((
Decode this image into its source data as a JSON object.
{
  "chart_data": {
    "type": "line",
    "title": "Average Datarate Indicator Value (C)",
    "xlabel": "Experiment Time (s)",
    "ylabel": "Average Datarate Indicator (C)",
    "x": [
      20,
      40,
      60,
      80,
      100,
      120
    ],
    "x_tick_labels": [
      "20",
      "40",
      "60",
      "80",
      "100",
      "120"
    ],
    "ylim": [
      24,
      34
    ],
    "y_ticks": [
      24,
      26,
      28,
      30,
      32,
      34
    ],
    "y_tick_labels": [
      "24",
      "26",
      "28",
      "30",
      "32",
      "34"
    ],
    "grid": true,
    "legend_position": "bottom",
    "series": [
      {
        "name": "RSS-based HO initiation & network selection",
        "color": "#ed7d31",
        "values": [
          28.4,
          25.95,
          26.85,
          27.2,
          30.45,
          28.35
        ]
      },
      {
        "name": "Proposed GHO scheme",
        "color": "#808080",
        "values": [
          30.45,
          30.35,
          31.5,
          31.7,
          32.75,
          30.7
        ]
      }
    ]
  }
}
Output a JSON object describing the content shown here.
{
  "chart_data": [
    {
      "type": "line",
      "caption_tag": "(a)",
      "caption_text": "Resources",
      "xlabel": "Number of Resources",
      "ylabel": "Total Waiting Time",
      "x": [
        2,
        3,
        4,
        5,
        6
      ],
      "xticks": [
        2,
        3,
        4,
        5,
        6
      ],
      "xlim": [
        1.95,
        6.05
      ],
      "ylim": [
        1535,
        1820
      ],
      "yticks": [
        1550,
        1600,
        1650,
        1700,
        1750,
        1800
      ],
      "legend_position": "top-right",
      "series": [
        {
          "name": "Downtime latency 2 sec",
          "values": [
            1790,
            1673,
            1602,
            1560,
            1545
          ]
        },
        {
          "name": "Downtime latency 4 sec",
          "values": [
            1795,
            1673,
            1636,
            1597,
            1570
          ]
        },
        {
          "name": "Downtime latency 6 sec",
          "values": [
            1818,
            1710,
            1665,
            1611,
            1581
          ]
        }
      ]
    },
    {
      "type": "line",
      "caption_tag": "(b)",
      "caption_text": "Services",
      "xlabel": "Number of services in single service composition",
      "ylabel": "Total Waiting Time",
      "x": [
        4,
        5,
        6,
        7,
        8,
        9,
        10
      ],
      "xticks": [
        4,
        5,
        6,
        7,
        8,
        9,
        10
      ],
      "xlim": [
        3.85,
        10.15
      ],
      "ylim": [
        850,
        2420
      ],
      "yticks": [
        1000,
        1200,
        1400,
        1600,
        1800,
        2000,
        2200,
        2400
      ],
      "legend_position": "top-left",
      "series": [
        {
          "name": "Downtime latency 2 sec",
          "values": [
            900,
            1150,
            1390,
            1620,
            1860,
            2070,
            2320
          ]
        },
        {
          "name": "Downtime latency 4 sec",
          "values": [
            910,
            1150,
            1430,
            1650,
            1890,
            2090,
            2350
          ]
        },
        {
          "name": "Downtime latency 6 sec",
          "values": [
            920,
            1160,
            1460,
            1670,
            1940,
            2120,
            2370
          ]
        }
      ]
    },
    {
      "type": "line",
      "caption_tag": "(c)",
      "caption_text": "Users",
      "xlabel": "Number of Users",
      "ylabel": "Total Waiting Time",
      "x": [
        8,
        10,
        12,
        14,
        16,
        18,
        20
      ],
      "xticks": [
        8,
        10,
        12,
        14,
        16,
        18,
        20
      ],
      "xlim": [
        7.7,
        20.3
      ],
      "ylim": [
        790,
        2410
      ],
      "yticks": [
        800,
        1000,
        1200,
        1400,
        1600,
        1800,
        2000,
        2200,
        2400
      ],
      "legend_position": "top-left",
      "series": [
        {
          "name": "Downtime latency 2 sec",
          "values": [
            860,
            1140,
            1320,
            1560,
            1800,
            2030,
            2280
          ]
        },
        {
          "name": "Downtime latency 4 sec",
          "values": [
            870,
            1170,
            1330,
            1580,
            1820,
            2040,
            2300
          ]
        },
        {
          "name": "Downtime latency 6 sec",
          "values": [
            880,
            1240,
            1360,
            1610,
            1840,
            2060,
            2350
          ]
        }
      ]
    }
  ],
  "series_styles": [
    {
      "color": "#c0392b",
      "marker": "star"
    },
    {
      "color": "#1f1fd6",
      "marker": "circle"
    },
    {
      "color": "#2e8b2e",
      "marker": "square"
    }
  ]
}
))
Track down every line of the material containing the string "Number", and copy it.

**OUTPUT:**
      "xlabel": "Number of Resources",
      "xlabel": "Number of services in single service composition",
      "xlabel": "Number of Users",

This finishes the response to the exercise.